In full and exactly, please return the records, but keep out the pictures.

____________________

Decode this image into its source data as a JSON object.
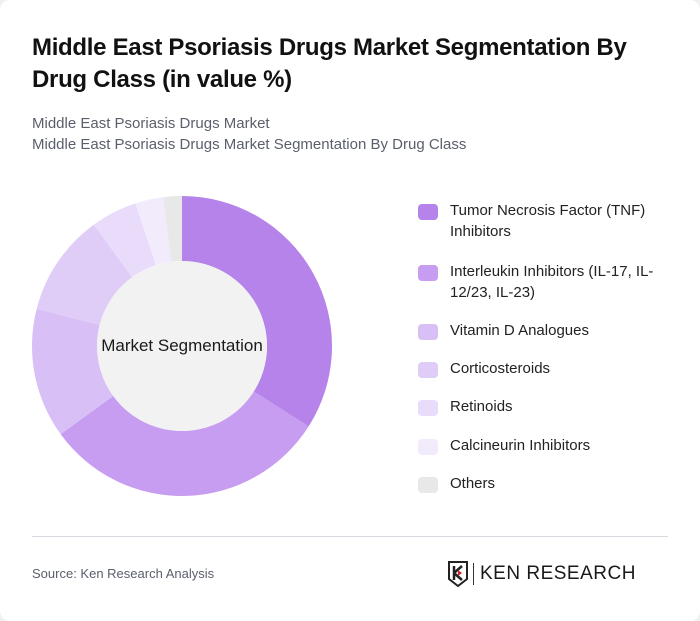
{
  "header": {
    "title": "Middle East Psoriasis Drugs Market Segmentation By Drug Class (in value %)",
    "subtitle_line1": "Middle East Psoriasis Drugs Market",
    "subtitle_line2": "Middle East Psoriasis Drugs Market Segmentation By Drug Class"
  },
  "chart": {
    "center_label": "Market Segmentation"
  },
  "legend": [
    {
      "label": "Tumor Necrosis Factor (TNF) Inhibitors",
      "color": "#b583ea"
    },
    {
      "label": "Interleukin Inhibitors (IL-17, IL-12/23, IL-23)",
      "color": "#c69df0"
    },
    {
      "label": "Vitamin D Analogues",
      "color": "#d8c0f6"
    },
    {
      "label": "Corticosteroids",
      "color": "#e0cdf7"
    },
    {
      "label": "Retinoids",
      "color": "#e9dbfa"
    },
    {
      "label": "Calcineurin Inhibitors",
      "color": "#f2ebfc"
    },
    {
      "label": "Others",
      "color": "#e8e8e8"
    }
  ],
  "footer": {
    "source": "Source: Ken Research Analysis",
    "logo_text": "KEN RESEARCH"
  },
  "chart_data": {
    "type": "pie",
    "subtype": "donut",
    "title": "Middle East Psoriasis Drugs Market Segmentation By Drug Class (in value %)",
    "center_label": "Market Segmentation",
    "categories": [
      "Tumor Necrosis Factor (TNF) Inhibitors",
      "Interleukin Inhibitors (IL-17, IL-12/23, IL-23)",
      "Vitamin D Analogues",
      "Corticosteroids",
      "Retinoids",
      "Calcineurin Inhibitors",
      "Others"
    ],
    "values": [
      34,
      31,
      14,
      11,
      5,
      3,
      2
    ],
    "colors": [
      "#b583ea",
      "#c69df0",
      "#d8c0f6",
      "#e0cdf7",
      "#e9dbfa",
      "#f2ebfc",
      "#e8e8e8"
    ],
    "legend_position": "right",
    "start_angle": "top, clockwise"
  }
}
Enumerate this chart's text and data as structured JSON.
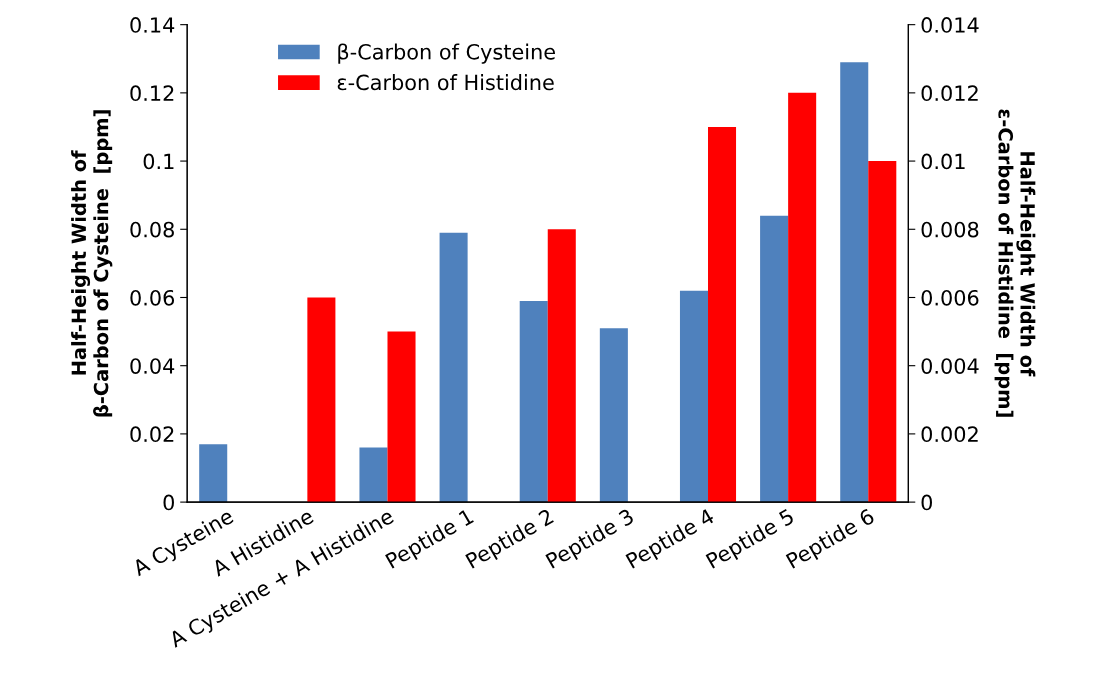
{
  "chart_data": {
    "type": "bar",
    "categories": [
      "A Cysteine",
      "A Histidine",
      "A Cysteine + A Histidine",
      "Peptide 1",
      "Peptide 2",
      "Peptide 3",
      "Peptide 4",
      "Peptide 5",
      "Peptide 6"
    ],
    "series": [
      {
        "name": "β-Carbon of Cysteine",
        "color": "#4f81bd",
        "values": [
          0.017,
          null,
          0.016,
          0.079,
          0.059,
          0.051,
          0.062,
          0.084,
          0.129
        ]
      },
      {
        "name": "ε-Carbon of Histidine",
        "color": "#ff0000",
        "axis": "y2",
        "values": [
          null,
          0.006,
          0.005,
          null,
          0.008,
          null,
          0.011,
          0.012,
          0.01
        ]
      }
    ],
    "ylabel": "Half-Height Width of\nβ-Carbon of Cysteine  [ppm]",
    "y2label": "Half-Height Width of\nε-Carbon of Histidine  [ppm]",
    "ylim": [
      0,
      0.14
    ],
    "yticks": [
      0,
      0.02,
      0.04,
      0.06,
      0.08,
      0.1,
      0.12,
      0.14
    ],
    "y2lim": [
      0,
      0.014
    ],
    "y2ticks": [
      0,
      0.002,
      0.004,
      0.006,
      0.008,
      0.01,
      0.012,
      0.014
    ],
    "legend": "top left",
    "grid": false
  }
}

____________________

RESPONSE BELOW:
Decode this image into its source data as a JSON object.
{
  "header": {
    "title": "Middle East Psoriasis Drugs Market Segmentation By Drug Class (in value %)",
    "subtitle_line1": "Middle East Psoriasis Drugs Market",
    "subtitle_line2": "Middle East Psoriasis Drugs Market Segmentation By Drug Class"
  },
  "chart": {
    "center_label": "Market Segmentation"
  },
  "legend": [
    {
      "label": "Tumor Necrosis Factor (TNF) Inhibitors",
      "color": "#b583ea"
    },
    {
      "label": "Interleukin Inhibitors (IL-17, IL-12/23, IL-23)",
      "color": "#c69df0"
    },
    {
      "label": "Vitamin D Analogues",
      "color": "#d8c0f6"
    },
    {
      "label": "Corticosteroids",
      "color": "#e0cdf7"
    },
    {
      "label": "Retinoids",
      "color": "#e9dbfa"
    },
    {
      "label": "Calcineurin Inhibitors",
      "color": "#f2ebfc"
    },
    {
      "label": "Others",
      "color": "#e8e8e8"
    }
  ],
  "footer": {
    "source": "Source: Ken Research Analysis",
    "logo_text": "KEN RESEARCH"
  },
  "chart_data": {
    "type": "pie",
    "subtype": "donut",
    "title": "Middle East Psoriasis Drugs Market Segmentation By Drug Class (in value %)",
    "center_label": "Market Segmentation",
    "categories": [
      "Tumor Necrosis Factor (TNF) Inhibitors",
      "Interleukin Inhibitors (IL-17, IL-12/23, IL-23)",
      "Vitamin D Analogues",
      "Corticosteroids",
      "Retinoids",
      "Calcineurin Inhibitors",
      "Others"
    ],
    "values": [
      34,
      31,
      14,
      11,
      5,
      3,
      2
    ],
    "colors": [
      "#b583ea",
      "#c69df0",
      "#d8c0f6",
      "#e0cdf7",
      "#e9dbfa",
      "#f2ebfc",
      "#e8e8e8"
    ],
    "legend_position": "right",
    "start_angle": "top, clockwise"
  }
}
Enumerate this chart's text and data as structured JSON.
{
  "chart_data": {
    "type": "bar",
    "categories": [
      "A Cysteine",
      "A Histidine",
      "A Cysteine + A Histidine",
      "Peptide 1",
      "Peptide 2",
      "Peptide 3",
      "Peptide 4",
      "Peptide 5",
      "Peptide 6"
    ],
    "series": [
      {
        "name": "β-Carbon of Cysteine",
        "color": "#4f81bd",
        "values": [
          0.017,
          null,
          0.016,
          0.079,
          0.059,
          0.051,
          0.062,
          0.084,
          0.129
        ]
      },
      {
        "name": "ε-Carbon of Histidine",
        "color": "#ff0000",
        "axis": "y2",
        "values": [
          null,
          0.006,
          0.005,
          null,
          0.008,
          null,
          0.011,
          0.012,
          0.01
        ]
      }
    ],
    "ylabel": "Half-Height Width of\nβ-Carbon of Cysteine  [ppm]",
    "y2label": "Half-Height Width of\nε-Carbon of Histidine  [ppm]",
    "ylim": [
      0,
      0.14
    ],
    "yticks": [
      0,
      0.02,
      0.04,
      0.06,
      0.08,
      0.1,
      0.12,
      0.14
    ],
    "y2lim": [
      0,
      0.014
    ],
    "y2ticks": [
      0,
      0.002,
      0.004,
      0.006,
      0.008,
      0.01,
      0.012,
      0.014
    ],
    "legend": "top left",
    "grid": false
  }
}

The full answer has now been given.